--- begin DATA RECORDS ---

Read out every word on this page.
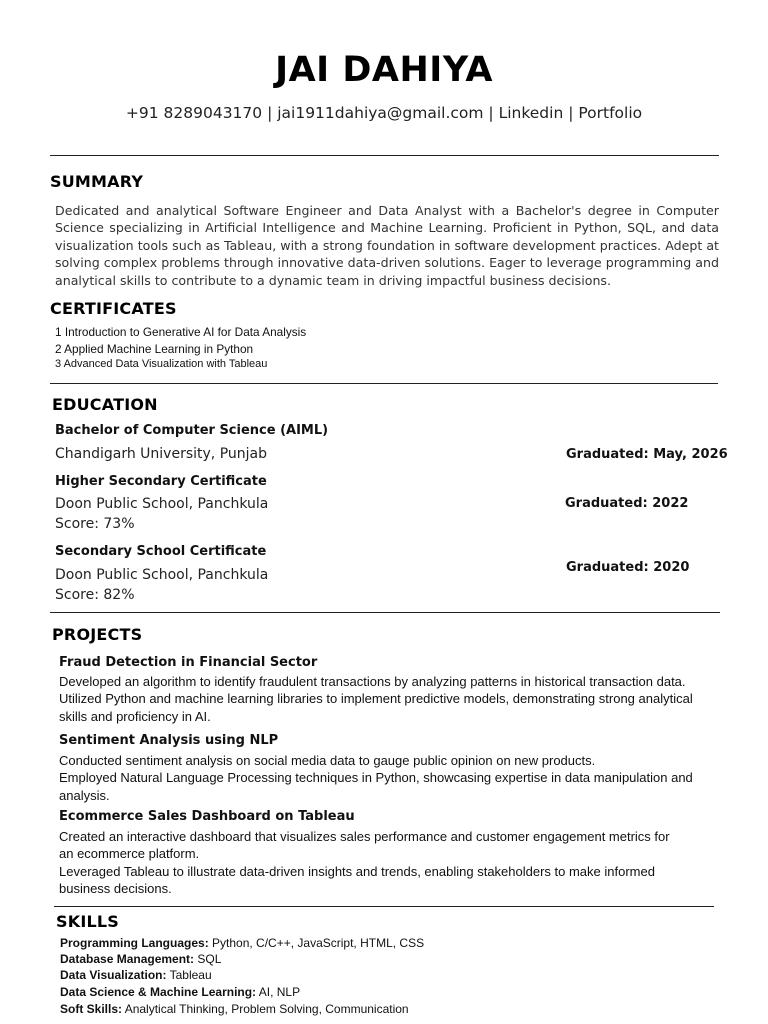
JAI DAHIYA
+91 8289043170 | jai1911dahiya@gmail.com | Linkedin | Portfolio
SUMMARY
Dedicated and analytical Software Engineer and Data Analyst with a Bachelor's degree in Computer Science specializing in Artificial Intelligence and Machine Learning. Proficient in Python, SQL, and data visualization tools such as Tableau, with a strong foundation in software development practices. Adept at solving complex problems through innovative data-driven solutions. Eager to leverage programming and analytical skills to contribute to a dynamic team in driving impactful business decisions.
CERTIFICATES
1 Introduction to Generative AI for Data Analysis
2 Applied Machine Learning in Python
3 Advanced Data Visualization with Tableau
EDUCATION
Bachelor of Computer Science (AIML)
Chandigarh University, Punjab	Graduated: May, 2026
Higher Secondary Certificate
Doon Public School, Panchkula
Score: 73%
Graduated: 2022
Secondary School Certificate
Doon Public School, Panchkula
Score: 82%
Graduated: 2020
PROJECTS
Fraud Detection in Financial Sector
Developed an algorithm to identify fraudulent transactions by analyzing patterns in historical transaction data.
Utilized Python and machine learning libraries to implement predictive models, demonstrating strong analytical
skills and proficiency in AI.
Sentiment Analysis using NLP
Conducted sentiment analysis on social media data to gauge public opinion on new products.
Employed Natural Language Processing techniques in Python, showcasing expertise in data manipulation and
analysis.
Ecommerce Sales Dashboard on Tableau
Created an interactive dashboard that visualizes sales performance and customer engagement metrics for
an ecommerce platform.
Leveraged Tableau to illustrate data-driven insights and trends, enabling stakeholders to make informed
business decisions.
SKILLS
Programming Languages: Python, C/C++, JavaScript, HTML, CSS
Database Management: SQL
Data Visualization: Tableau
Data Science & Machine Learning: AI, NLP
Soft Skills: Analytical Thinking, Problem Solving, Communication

--- end DATA RECORDS ---

◆ WHAT YOU HAVE TO DO
Compute how many lines include the string "Computer", then give that number by itself.

◆ PROBLEM SOLUTION
2